Task prompt: Search the records below for the word "Shell". Pull out each line that has it.

Data section:
◆ ◆ ◆ ◆ ◆
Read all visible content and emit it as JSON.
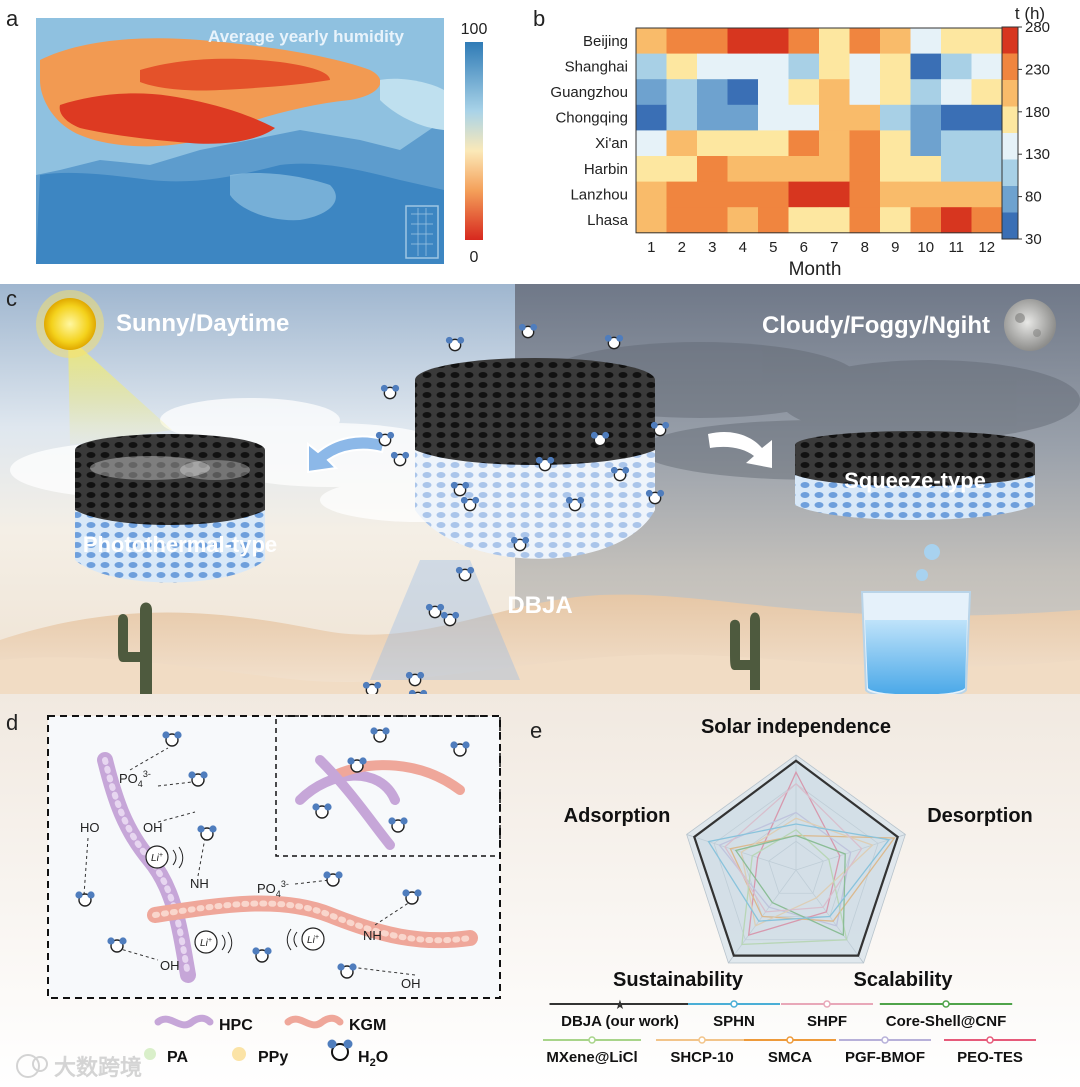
{
  "panel_a": {
    "letter": "a",
    "title": "Average yearly humidity",
    "colorbar_max": "100",
    "colorbar_min": "0"
  },
  "panel_b": {
    "letter": "b",
    "unit_label": "t (h)",
    "colorbar_ticks": [
      "280",
      "230",
      "180",
      "130",
      "80",
      "30"
    ]
  },
  "panel_c": {
    "letter": "c",
    "sunny_label": "Sunny/Daytime",
    "night_label": "Cloudy/Foggy/Ngiht",
    "left_label": "Photothermal-type",
    "right_label": "Squeeze-type",
    "center_label": "DBJA"
  },
  "panel_d": {
    "letter": "d",
    "po4_top": "PO",
    "po4_top_sub": "4",
    "po4_top_sup": "3-",
    "ho": "HO",
    "oh_mid": "OH",
    "li1": "Li",
    "li2": "Li",
    "li3": "Li",
    "li_sup": "+",
    "nh1": "NH",
    "nh2": "NH",
    "po4_mid": "PO",
    "po4_mid_sub": "4",
    "po4_mid_sup": "3-",
    "oh_bottom_left": "OH",
    "oh_bottom_right": "OH"
  },
  "panel_e": {
    "letter": "e",
    "axes": [
      "Solar independence",
      "Desorption",
      "Scalability",
      "Sustainability",
      "Adsorption"
    ]
  },
  "legend_d": {
    "hpc": "HPC",
    "kgm": "KGM",
    "pa": "PA",
    "ppy": "PPy",
    "h2o": "H",
    "h2o_sub": "2",
    "h2o_tail": "O"
  },
  "legend_e": [
    {
      "label": "DBJA (our work)",
      "color": "#333333"
    },
    {
      "label": "SPHN",
      "color": "#4aaed6"
    },
    {
      "label": "SHPF",
      "color": "#e8a7b8"
    },
    {
      "label": "Core-Shell@CNF",
      "color": "#4fa34a"
    },
    {
      "label": "MXene@LiCl",
      "color": "#a8d48a"
    },
    {
      "label": "SHCP-10",
      "color": "#f2c48a"
    },
    {
      "label": "SMCA",
      "color": "#ee9a3a"
    },
    {
      "label": "PGF-BMOF",
      "color": "#b7b0d9"
    },
    {
      "label": "PEO-TES",
      "color": "#e65a7a"
    }
  ],
  "watermark": "大数跨境",
  "chart_data": [
    {
      "type": "heatmap",
      "ylabels": [
        "Beijing",
        "Shanghai",
        "Guangzhou",
        "Chongqing",
        "Xi'an",
        "Harbin",
        "Lanzhou",
        "Lhasa"
      ],
      "xlabels": [
        "1",
        "2",
        "3",
        "4",
        "5",
        "6",
        "7",
        "8",
        "9",
        "10",
        "11",
        "12"
      ],
      "xlabel": "Month",
      "colorbar_label": "t (h)",
      "vmin": 30,
      "vmax": 280,
      "values": [
        [
          205,
          240,
          240,
          265,
          265,
          235,
          175,
          230,
          205,
          145,
          175,
          175
        ],
        [
          110,
          175,
          145,
          145,
          145,
          110,
          175,
          140,
          175,
          55,
          110,
          145
        ],
        [
          85,
          110,
          85,
          45,
          145,
          175,
          205,
          145,
          175,
          110,
          145,
          175
        ],
        [
          45,
          110,
          85,
          85,
          145,
          145,
          205,
          205,
          110,
          85,
          55,
          55
        ],
        [
          145,
          205,
          175,
          175,
          175,
          235,
          205,
          235,
          175,
          85,
          110,
          110
        ],
        [
          175,
          175,
          235,
          205,
          205,
          205,
          205,
          235,
          175,
          175,
          110,
          110
        ],
        [
          205,
          235,
          235,
          235,
          235,
          265,
          265,
          235,
          205,
          205,
          205,
          205
        ],
        [
          205,
          235,
          235,
          205,
          235,
          175,
          175,
          235,
          175,
          235,
          265,
          235
        ]
      ]
    },
    {
      "type": "radar",
      "axes": [
        "Solar independence",
        "Desorption",
        "Scalability",
        "Sustainability",
        "Adsorption"
      ],
      "range": [
        0,
        1
      ],
      "series": [
        {
          "name": "DBJA (our work)",
          "values": [
            0.95,
            0.93,
            0.92,
            0.92,
            0.93
          ]
        },
        {
          "name": "SPHN",
          "values": [
            0.4,
            0.85,
            0.5,
            0.55,
            0.8
          ]
        },
        {
          "name": "SHPF",
          "values": [
            0.75,
            0.6,
            0.4,
            0.45,
            0.65
          ]
        },
        {
          "name": "Core-Shell@CNF",
          "values": [
            0.3,
            0.45,
            0.7,
            0.35,
            0.55
          ]
        },
        {
          "name": "MXene@LiCl",
          "values": [
            0.35,
            0.3,
            0.75,
            0.8,
            0.4
          ]
        },
        {
          "name": "SHCP-10",
          "values": [
            0.45,
            0.7,
            0.3,
            0.6,
            0.5
          ]
        },
        {
          "name": "SMCA",
          "values": [
            0.3,
            0.9,
            0.55,
            0.5,
            0.6
          ]
        },
        {
          "name": "PGF-BMOF",
          "values": [
            0.5,
            0.5,
            0.6,
            0.4,
            0.7
          ]
        },
        {
          "name": "PEO-TES",
          "values": [
            0.85,
            0.4,
            0.45,
            0.7,
            0.35
          ]
        }
      ]
    }
  ]
}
◆ ◆ ◆ ◆ ◆
Answer:
      "label": "Core-Shell@CNF",
          "name": "Core-Shell@CNF",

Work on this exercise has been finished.